Your instructions
Write the records below out in full, character for character, with no pictures.

Information provided

++++++++++

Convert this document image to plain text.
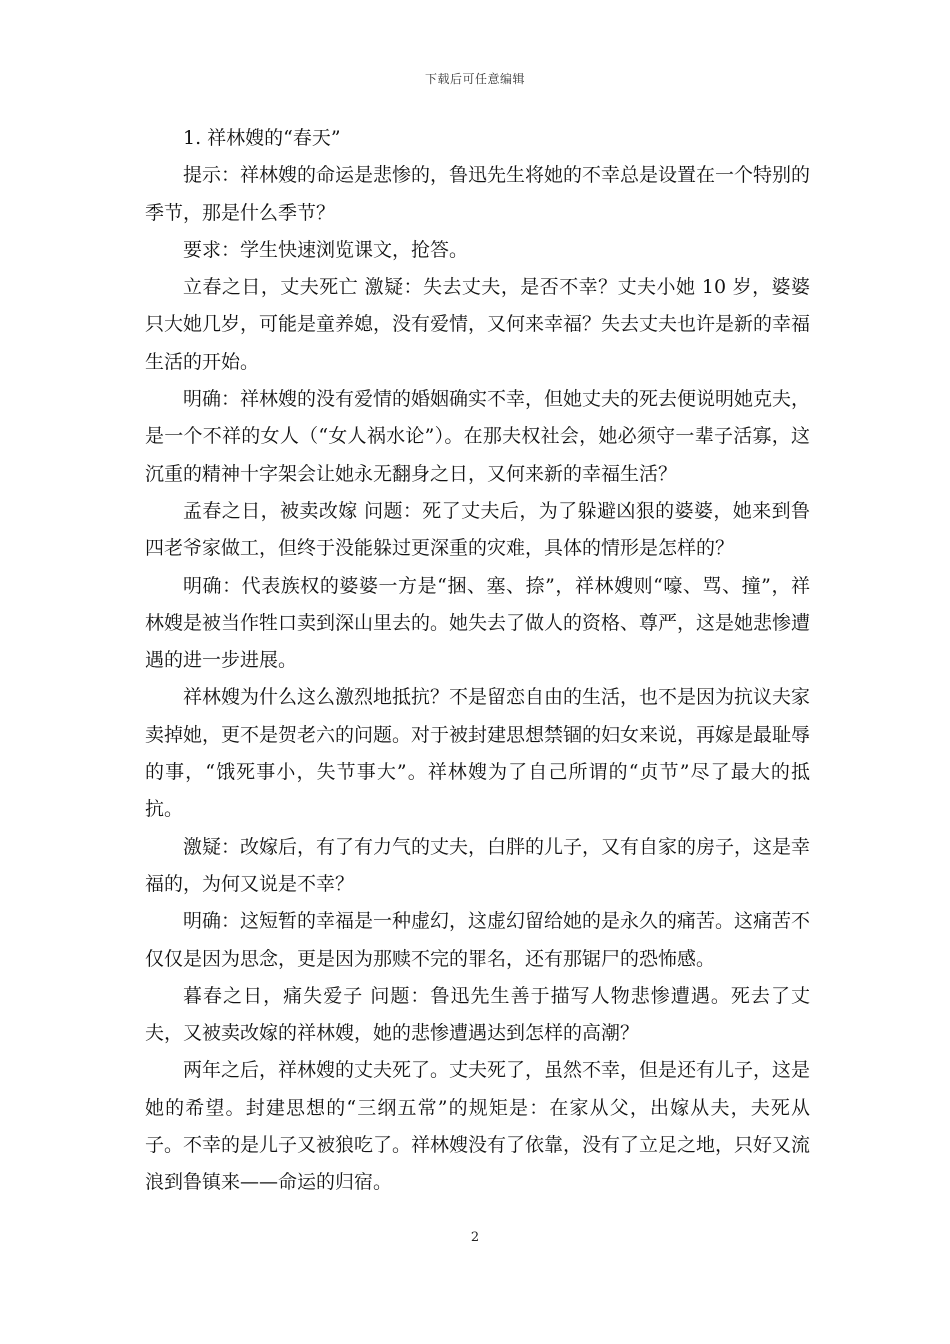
下载后可任意编辑

1. 祥林嫂的“春天”

提示：祥林嫂的命运是悲惨的，鲁迅先生将她的不幸总是设置在一个特别的季节，那是什么季节？

要求：学生快速浏览课文，抢答。

立春之日，丈夫死亡 激疑：失去丈夫，是否不幸？丈夫小她 10 岁，婆婆只大她几岁，可能是童养媳，没有爱情，又何来幸福？失去丈夫也许是新的幸福生活的开始。

明确：祥林嫂的没有爱情的婚姻确实不幸，但她丈夫的死去便说明她克夫，是一个不祥的女人（“女人祸水论”）。在那夫权社会，她必须守一辈子活寡，这沉重的精神十字架会让她永无翻身之日，又何来新的幸福生活？

孟春之日，被卖改嫁 问题：死了丈夫后，为了躲避凶狠的婆婆，她来到鲁四老爷家做工，但终于没能躲过更深重的灾难，具体的情形是怎样的？

明确：代表族权的婆婆一方是“捆、塞、捺”，祥林嫂则“嚎、骂、撞”，祥林嫂是被当作牲口卖到深山里去的。她失去了做人的资格、尊严，这是她悲惨遭遇的进一步进展。

祥林嫂为什么这么激烈地抵抗？不是留恋自由的生活，也不是因为抗议夫家卖掉她，更不是贺老六的问题。对于被封建思想禁锢的妇女来说，再嫁是最耻辱的事，“饿死事小，失节事大”。祥林嫂为了自己所谓的“贞节”尽了最大的抵抗。

激疑：改嫁后，有了有力气的丈夫，白胖的儿子，又有自家的房子，这是幸福的，为何又说是不幸？

明确：这短暂的幸福是一种虚幻，这虚幻留给她的是永久的痛苦。这痛苦不仅仅是因为思念，更是因为那赎不完的罪名，还有那锯尸的恐怖感。

暮春之日，痛失爱子 问题：鲁迅先生善于描写人物悲惨遭遇。死去了丈夫，又被卖改嫁的祥林嫂，她的悲惨遭遇达到怎样的高潮？

两年之后，祥林嫂的丈夫死了。丈夫死了，虽然不幸，但是还有儿子，这是她的希望。封建思想的“三纲五常”的规矩是：在家从父，出嫁从夫，夫死从子。不幸的是儿子又被狼吃了。祥林嫂没有了依靠，没有了立足之地，只好又流浪到鲁镇来——命运的归宿。

2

++++++++++

Correct output
Convert this document image to plain text.
下载后可任意编辑

1. 祥林嫂的“春天”

提示：祥林嫂的命运是悲惨的，鲁迅先生将她的不幸总是设置在一个特别的季节，那是什么季节？

要求：学生快速浏览课文，抢答。

立春之日，丈夫死亡 激疑：失去丈夫，是否不幸？丈夫小她 10 岁，婆婆只大她几岁，可能是童养媳，没有爱情，又何来幸福？失去丈夫也许是新的幸福生活的开始。

明确：祥林嫂的没有爱情的婚姻确实不幸，但她丈夫的死去便说明她克夫，是一个不祥的女人（“女人祸水论”）。在那夫权社会，她必须守一辈子活寡，这沉重的精神十字架会让她永无翻身之日，又何来新的幸福生活？

孟春之日，被卖改嫁 问题：死了丈夫后，为了躲避凶狠的婆婆，她来到鲁四老爷家做工，但终于没能躲过更深重的灾难，具体的情形是怎样的？

明确：代表族权的婆婆一方是“捆、塞、捺”，祥林嫂则“嚎、骂、撞”，祥林嫂是被当作牲口卖到深山里去的。她失去了做人的资格、尊严，这是她悲惨遭遇的进一步进展。

祥林嫂为什么这么激烈地抵抗？不是留恋自由的生活，也不是因为抗议夫家卖掉她，更不是贺老六的问题。对于被封建思想禁锢的妇女来说，再嫁是最耻辱的事，“饿死事小，失节事大”。祥林嫂为了自己所谓的“贞节”尽了最大的抵抗。

激疑：改嫁后，有了有力气的丈夫，白胖的儿子，又有自家的房子，这是幸福的，为何又说是不幸？

明确：这短暂的幸福是一种虚幻，这虚幻留给她的是永久的痛苦。这痛苦不仅仅是因为思念，更是因为那赎不完的罪名，还有那锯尸的恐怖感。

暮春之日，痛失爱子 问题：鲁迅先生善于描写人物悲惨遭遇。死去了丈夫，又被卖改嫁的祥林嫂，她的悲惨遭遇达到怎样的高潮？

两年之后，祥林嫂的丈夫死了。丈夫死了，虽然不幸，但是还有儿子，这是她的希望。封建思想的“三纲五常”的规矩是：在家从父，出嫁从夫，夫死从子。不幸的是儿子又被狼吃了。祥林嫂没有了依靠，没有了立足之地，只好又流浪到鲁镇来——命运的归宿。

2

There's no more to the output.